- DATA EXCERPTS:
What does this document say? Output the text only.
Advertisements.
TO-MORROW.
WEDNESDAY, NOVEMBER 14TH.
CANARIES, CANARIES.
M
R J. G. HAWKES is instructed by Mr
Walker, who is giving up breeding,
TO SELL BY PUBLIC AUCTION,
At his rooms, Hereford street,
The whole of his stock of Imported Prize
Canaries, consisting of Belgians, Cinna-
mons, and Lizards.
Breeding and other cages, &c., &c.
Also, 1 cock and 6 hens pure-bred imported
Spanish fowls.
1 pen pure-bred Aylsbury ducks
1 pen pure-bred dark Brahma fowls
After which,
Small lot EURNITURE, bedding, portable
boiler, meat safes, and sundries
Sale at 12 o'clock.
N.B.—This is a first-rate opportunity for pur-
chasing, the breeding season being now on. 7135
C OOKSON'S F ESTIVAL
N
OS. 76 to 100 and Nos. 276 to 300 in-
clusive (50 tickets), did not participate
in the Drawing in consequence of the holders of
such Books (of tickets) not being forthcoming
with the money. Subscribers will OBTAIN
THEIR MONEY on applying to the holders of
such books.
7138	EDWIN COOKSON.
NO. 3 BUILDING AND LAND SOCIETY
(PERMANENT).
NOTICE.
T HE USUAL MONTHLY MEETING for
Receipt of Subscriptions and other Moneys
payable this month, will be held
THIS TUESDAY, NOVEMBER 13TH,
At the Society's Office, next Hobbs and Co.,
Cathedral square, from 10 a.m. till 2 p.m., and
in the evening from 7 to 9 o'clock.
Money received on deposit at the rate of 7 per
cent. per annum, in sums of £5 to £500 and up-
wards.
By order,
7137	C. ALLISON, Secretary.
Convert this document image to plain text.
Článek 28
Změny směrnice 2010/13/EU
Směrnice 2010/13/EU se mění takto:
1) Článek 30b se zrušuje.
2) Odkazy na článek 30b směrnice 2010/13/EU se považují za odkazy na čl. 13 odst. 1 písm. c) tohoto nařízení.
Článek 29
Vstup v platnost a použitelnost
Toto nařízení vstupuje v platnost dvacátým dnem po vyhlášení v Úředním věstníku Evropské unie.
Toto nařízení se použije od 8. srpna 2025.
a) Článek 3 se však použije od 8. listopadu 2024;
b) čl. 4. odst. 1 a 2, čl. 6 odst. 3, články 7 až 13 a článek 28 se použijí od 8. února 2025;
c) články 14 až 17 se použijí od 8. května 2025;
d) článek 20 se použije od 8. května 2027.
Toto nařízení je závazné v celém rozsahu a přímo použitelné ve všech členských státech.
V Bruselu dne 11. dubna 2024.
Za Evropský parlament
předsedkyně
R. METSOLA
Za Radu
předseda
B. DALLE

- AIM OF THE EXERCISE:
Restate every line of the data word for word.

- EXPECTED ANSWER:
What does this document say? Output the text only.
Advertisements.
TO-MORROW.
WEDNESDAY, NOVEMBER 14TH.
CANARIES, CANARIES.
M
R J. G. HAWKES is instructed by Mr
Walker, who is giving up breeding,
TO SELL BY PUBLIC AUCTION,
At his rooms, Hereford street,
The whole of his stock of Imported Prize
Canaries, consisting of Belgians, Cinna-
mons, and Lizards.
Breeding and other cages, &c., &c.
Also, 1 cock and 6 hens pure-bred imported
Spanish fowls.
1 pen pure-bred Aylsbury ducks
1 pen pure-bred dark Brahma fowls
After which,
Small lot EURNITURE, bedding, portable
boiler, meat safes, and sundries
Sale at 12 o'clock.
N.B.—This is a first-rate opportunity for pur-
chasing, the breeding season being now on. 7135
C OOKSON'S F ESTIVAL
N
OS. 76 to 100 and Nos. 276 to 300 in-
clusive (50 tickets), did not participate
in the Drawing in consequence of the holders of
such Books (of tickets) not being forthcoming
with the money. Subscribers will OBTAIN
THEIR MONEY on applying to the holders of
such books.
7138	EDWIN COOKSON.
NO. 3 BUILDING AND LAND SOCIETY
(PERMANENT).
NOTICE.
T HE USUAL MONTHLY MEETING for
Receipt of Subscriptions and other Moneys
payable this month, will be held
THIS TUESDAY, NOVEMBER 13TH,
At the Society's Office, next Hobbs and Co.,
Cathedral square, from 10 a.m. till 2 p.m., and
in the evening from 7 to 9 o'clock.
Money received on deposit at the rate of 7 per
cent. per annum, in sums of £5 to £500 and up-
wards.
By order,
7137	C. ALLISON, Secretary.
Convert this document image to plain text.
Článek 28
Změny směrnice 2010/13/EU
Směrnice 2010/13/EU se mění takto:
1) Článek 30b se zrušuje.
2) Odkazy na článek 30b směrnice 2010/13/EU se považují za odkazy na čl. 13 odst. 1 písm. c) tohoto nařízení.
Článek 29
Vstup v platnost a použitelnost
Toto nařízení vstupuje v platnost dvacátým dnem po vyhlášení v Úředním věstníku Evropské unie.
Toto nařízení se použije od 8. srpna 2025.
a) Článek 3 se však použije od 8. listopadu 2024;
b) čl. 4. odst. 1 a 2, čl. 6 odst. 3, články 7 až 13 a článek 28 se použijí od 8. února 2025;
c) články 14 až 17 se použijí od 8. května 2025;
d) článek 20 se použije od 8. května 2027.
Toto nařízení je závazné v celém rozsahu a přímo použitelné ve všech členských státech.
V Bruselu dne 11. dubna 2024.
Za Evropský parlament
předsedkyně
R. METSOLA
Za Radu
předseda
B. DALLE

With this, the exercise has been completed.